Page text:
%%

Law Reform (Limitation of Actions, etc.) Act 1954
- Parliament of the United Kingdom
- Long title: An Act to assimilate, in certain respects and subject to certain exceptions and special provisions, the law applicable to proceedings against public authorities (including the Crown) and persons acting in pursuance or execution or intended execution of enactments to that applicable in other cases; to amend the law as to the time limited for bringing legal proceedings and as to the survival of causes of action against the estates of deceased persons; and for purposes connected with the matters aforesaid.

%%

Challenges:
1: Answer these questions from the page text, one line each:
(a) Which parliament passed the Act?
(b) What year appears in the Act's name?
(c) Against whose estates does the long title mention the survival of causes of action?
2: Repeat word for word the part of the page text starting at "Law Reform (Limitation" and ending at "the matters aforesaid.".

Data block:
%%

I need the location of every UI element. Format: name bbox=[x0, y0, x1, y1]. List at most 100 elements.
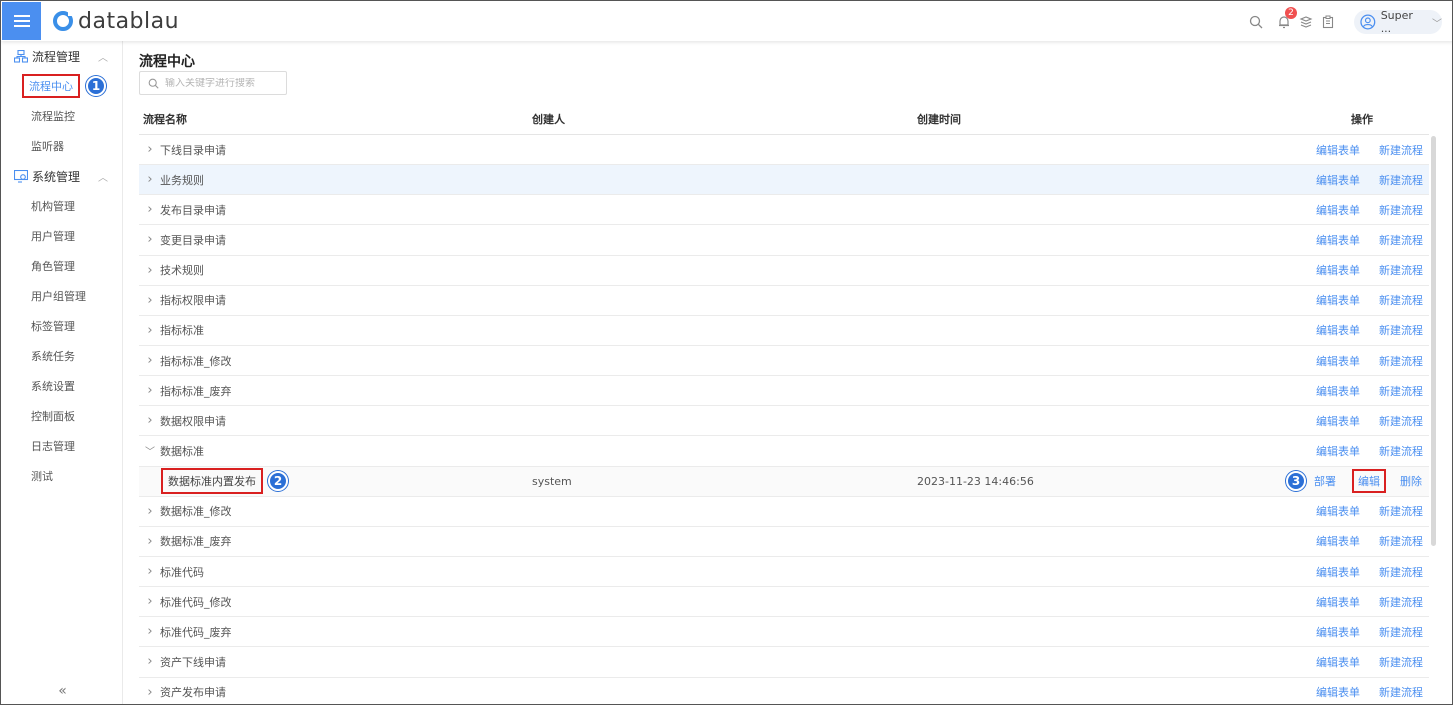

%%

Expected results:
1:
(a) The Parliament of the United Kingdom.
(b) 1954.
(c) The estates of deceased persons.

2:
Law Reform (Limitation of Actions, etc.) Act 1954
- Parliament of the United Kingdom
- Long title: An Act to assimilate, in certain respects and subject to certain exceptions and special provisions, the law applicable to proceedings against public authorities (including the Crown) and persons acting in pursuance or execution or intended execution of enactments to that applicable in other cases; to amend the law as to the time limited for bringing legal proceedings and as to the survival of causes of action against the estates of deceased persons; and for purposes connected with the matters aforesaid.